Objective:
The listing below should be copied in full, word for word.

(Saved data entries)
※
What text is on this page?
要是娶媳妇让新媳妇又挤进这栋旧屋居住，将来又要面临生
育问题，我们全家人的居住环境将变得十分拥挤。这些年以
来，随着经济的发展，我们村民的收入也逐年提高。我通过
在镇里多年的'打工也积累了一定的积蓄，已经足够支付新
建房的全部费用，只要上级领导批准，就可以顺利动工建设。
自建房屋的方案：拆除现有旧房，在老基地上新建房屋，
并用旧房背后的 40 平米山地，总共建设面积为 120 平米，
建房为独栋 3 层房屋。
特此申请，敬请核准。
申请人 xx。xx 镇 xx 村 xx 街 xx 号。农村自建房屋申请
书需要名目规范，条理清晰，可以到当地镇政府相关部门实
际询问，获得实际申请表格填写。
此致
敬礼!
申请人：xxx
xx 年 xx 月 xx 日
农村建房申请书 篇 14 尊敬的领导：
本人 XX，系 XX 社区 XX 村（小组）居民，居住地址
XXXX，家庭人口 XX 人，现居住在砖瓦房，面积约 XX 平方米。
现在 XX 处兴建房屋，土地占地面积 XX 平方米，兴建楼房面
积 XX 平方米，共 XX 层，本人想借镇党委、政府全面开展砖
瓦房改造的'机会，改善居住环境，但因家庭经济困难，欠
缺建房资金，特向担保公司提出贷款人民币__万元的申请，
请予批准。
※
Task response:
What text is on this page?
要是娶媳妇让新媳妇又挤进这栋旧屋居住，将来又要面临生
育问题，我们全家人的居住环境将变得十分拥挤。这些年以
来，随着经济的发展，我们村民的收入也逐年提高。我通过
在镇里多年的'打工也积累了一定的积蓄，已经足够支付新
建房的全部费用，只要上级领导批准，就可以顺利动工建设。
自建房屋的方案：拆除现有旧房，在老基地上新建房屋，
并用旧房背后的 40 平米山地，总共建设面积为 120 平米，
建房为独栋 3 层房屋。
特此申请，敬请核准。
申请人 xx。xx 镇 xx 村 xx 街 xx 号。农村自建房屋申请
书需要名目规范，条理清晰，可以到当地镇政府相关部门实
际询问，获得实际申请表格填写。
此致
敬礼!
申请人：xxx
xx 年 xx 月 xx 日
农村建房申请书 篇 14 尊敬的领导：
本人 XX，系 XX 社区 XX 村（小组）居民，居住地址
XXXX，家庭人口 XX 人，现居住在砖瓦房，面积约 XX 平方米。
现在 XX 处兴建房屋，土地占地面积 XX 平方米，兴建楼房面
积 XX 平方米，共 XX 层，本人想借镇党委、政府全面开展砖
瓦房改造的'机会，改善居住环境，但因家庭经济困难，欠
缺建房资金，特向担保公司提出贷款人民币__万元的申请，
请予批准。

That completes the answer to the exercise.